Short problem » Make an exact copy of the records, with the pictures left out.
-- Begin Supplied data --
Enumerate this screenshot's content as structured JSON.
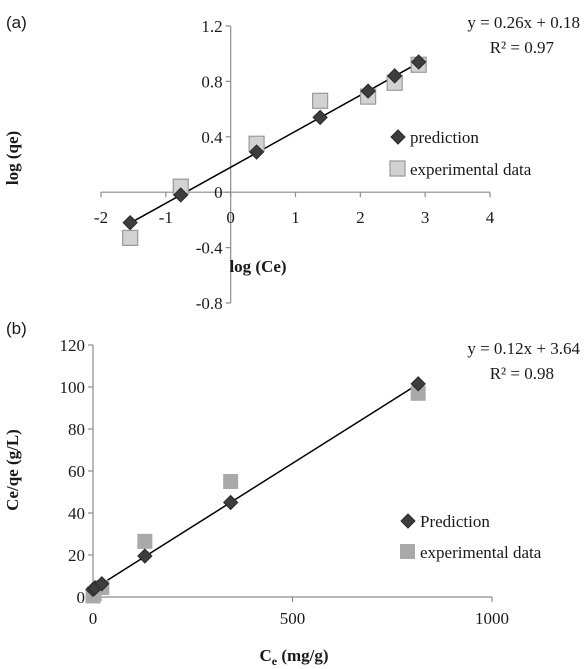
{
  "chart_data": [
    {
      "panel_label": "(a)",
      "type": "scatter",
      "xlabel": "log (Ce)",
      "ylabel": "log (qe)",
      "xlim": [
        -2,
        4
      ],
      "ylim": [
        -0.8,
        1.2
      ],
      "xticks": [
        -2,
        -1,
        0,
        1,
        2,
        3,
        4
      ],
      "yticks": [
        -0.8,
        -0.4,
        0,
        0.4,
        0.8,
        1.2
      ],
      "xtick_labels": [
        "-2",
        "-1",
        "0",
        "1",
        "2",
        "3",
        "4"
      ],
      "ytick_labels": [
        "-0.8",
        "-0.4",
        "0",
        "0.4",
        "0.8",
        "1.2"
      ],
      "grid": false,
      "legend_position": "right",
      "equation": "y = 0.26x + 0.18",
      "r_squared": "R² = 0.97",
      "trendline": {
        "slope": 0.26,
        "intercept": 0.18,
        "x_range": [
          -1.55,
          2.9
        ]
      },
      "series": [
        {
          "name": "prediction",
          "marker": "diamond",
          "color": "#3d3d3d",
          "points": [
            [
              -1.55,
              -0.22
            ],
            [
              -0.77,
              -0.02
            ],
            [
              0.4,
              0.29
            ],
            [
              1.38,
              0.54
            ],
            [
              2.12,
              0.73
            ],
            [
              2.53,
              0.84
            ],
            [
              2.9,
              0.94
            ]
          ]
        },
        {
          "name": "experimental data",
          "marker": "square",
          "color": "#d2d2d2",
          "edge_color": "#9a9a9a",
          "points": [
            [
              -1.55,
              -0.33
            ],
            [
              -0.77,
              0.04
            ],
            [
              0.4,
              0.35
            ],
            [
              1.38,
              0.66
            ],
            [
              2.12,
              0.69
            ],
            [
              2.53,
              0.79
            ],
            [
              2.9,
              0.92
            ]
          ]
        }
      ]
    },
    {
      "panel_label": "(b)",
      "type": "scatter",
      "xlabel": "C",
      "xlabel_subscript": "e",
      "xlabel_suffix": " (mg/g)",
      "ylabel": "Ce/qe (g/L)",
      "xlim": [
        0,
        1000
      ],
      "ylim": [
        0,
        120
      ],
      "xticks": [
        0,
        500,
        1000
      ],
      "yticks": [
        0,
        20,
        40,
        60,
        80,
        100,
        120
      ],
      "xtick_labels": [
        "0",
        "500",
        "1000"
      ],
      "ytick_labels": [
        "0",
        "20",
        "40",
        "60",
        "80",
        "100",
        "120"
      ],
      "grid": false,
      "legend_position": "right",
      "equation": "y = 0.12x + 3.64",
      "r_squared": "R² = 0.98",
      "trendline": {
        "slope": 0.12,
        "intercept": 3.64,
        "x_range": [
          0,
          815
        ]
      },
      "series": [
        {
          "name": "Prediction",
          "marker": "diamond",
          "color": "#3d3d3d",
          "points": [
            [
              0,
              3.6
            ],
            [
              5,
              4.3
            ],
            [
              22,
              6.3
            ],
            [
              130,
              19.5
            ],
            [
              345,
              45
            ],
            [
              815,
              101.5
            ]
          ]
        },
        {
          "name": "experimental data",
          "marker": "square",
          "color": "#a9a9a9",
          "points": [
            [
              0,
              0.5
            ],
            [
              3,
              1.5
            ],
            [
              22,
              4.5
            ],
            [
              130,
              26.5
            ],
            [
              345,
              55
            ],
            [
              815,
              97
            ]
          ]
        }
      ]
    }
  ]
}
-- End Supplied data --
Written answer »
Enumerate this screenshot's content as structured JSON.
{
  "chart_data": [
    {
      "panel_label": "(a)",
      "type": "scatter",
      "xlabel": "log (Ce)",
      "ylabel": "log (qe)",
      "xlim": [
        -2,
        4
      ],
      "ylim": [
        -0.8,
        1.2
      ],
      "xticks": [
        -2,
        -1,
        0,
        1,
        2,
        3,
        4
      ],
      "yticks": [
        -0.8,
        -0.4,
        0,
        0.4,
        0.8,
        1.2
      ],
      "xtick_labels": [
        "-2",
        "-1",
        "0",
        "1",
        "2",
        "3",
        "4"
      ],
      "ytick_labels": [
        "-0.8",
        "-0.4",
        "0",
        "0.4",
        "0.8",
        "1.2"
      ],
      "grid": false,
      "legend_position": "right",
      "equation": "y = 0.26x + 0.18",
      "r_squared": "R² = 0.97",
      "trendline": {
        "slope": 0.26,
        "intercept": 0.18,
        "x_range": [
          -1.55,
          2.9
        ]
      },
      "series": [
        {
          "name": "prediction",
          "marker": "diamond",
          "color": "#3d3d3d",
          "points": [
            [
              -1.55,
              -0.22
            ],
            [
              -0.77,
              -0.02
            ],
            [
              0.4,
              0.29
            ],
            [
              1.38,
              0.54
            ],
            [
              2.12,
              0.73
            ],
            [
              2.53,
              0.84
            ],
            [
              2.9,
              0.94
            ]
          ]
        },
        {
          "name": "experimental data",
          "marker": "square",
          "color": "#d2d2d2",
          "edge_color": "#9a9a9a",
          "points": [
            [
              -1.55,
              -0.33
            ],
            [
              -0.77,
              0.04
            ],
            [
              0.4,
              0.35
            ],
            [
              1.38,
              0.66
            ],
            [
              2.12,
              0.69
            ],
            [
              2.53,
              0.79
            ],
            [
              2.9,
              0.92
            ]
          ]
        }
      ]
    },
    {
      "panel_label": "(b)",
      "type": "scatter",
      "xlabel": "C",
      "xlabel_subscript": "e",
      "xlabel_suffix": " (mg/g)",
      "ylabel": "Ce/qe (g/L)",
      "xlim": [
        0,
        1000
      ],
      "ylim": [
        0,
        120
      ],
      "xticks": [
        0,
        500,
        1000
      ],
      "yticks": [
        0,
        20,
        40,
        60,
        80,
        100,
        120
      ],
      "xtick_labels": [
        "0",
        "500",
        "1000"
      ],
      "ytick_labels": [
        "0",
        "20",
        "40",
        "60",
        "80",
        "100",
        "120"
      ],
      "grid": false,
      "legend_position": "right",
      "equation": "y = 0.12x + 3.64",
      "r_squared": "R² = 0.98",
      "trendline": {
        "slope": 0.12,
        "intercept": 3.64,
        "x_range": [
          0,
          815
        ]
      },
      "series": [
        {
          "name": "Prediction",
          "marker": "diamond",
          "color": "#3d3d3d",
          "points": [
            [
              0,
              3.6
            ],
            [
              5,
              4.3
            ],
            [
              22,
              6.3
            ],
            [
              130,
              19.5
            ],
            [
              345,
              45
            ],
            [
              815,
              101.5
            ]
          ]
        },
        {
          "name": "experimental data",
          "marker": "square",
          "color": "#a9a9a9",
          "points": [
            [
              0,
              0.5
            ],
            [
              3,
              1.5
            ],
            [
              22,
              4.5
            ],
            [
              130,
              26.5
            ],
            [
              345,
              55
            ],
            [
              815,
              97
            ]
          ]
        }
      ]
    }
  ]
}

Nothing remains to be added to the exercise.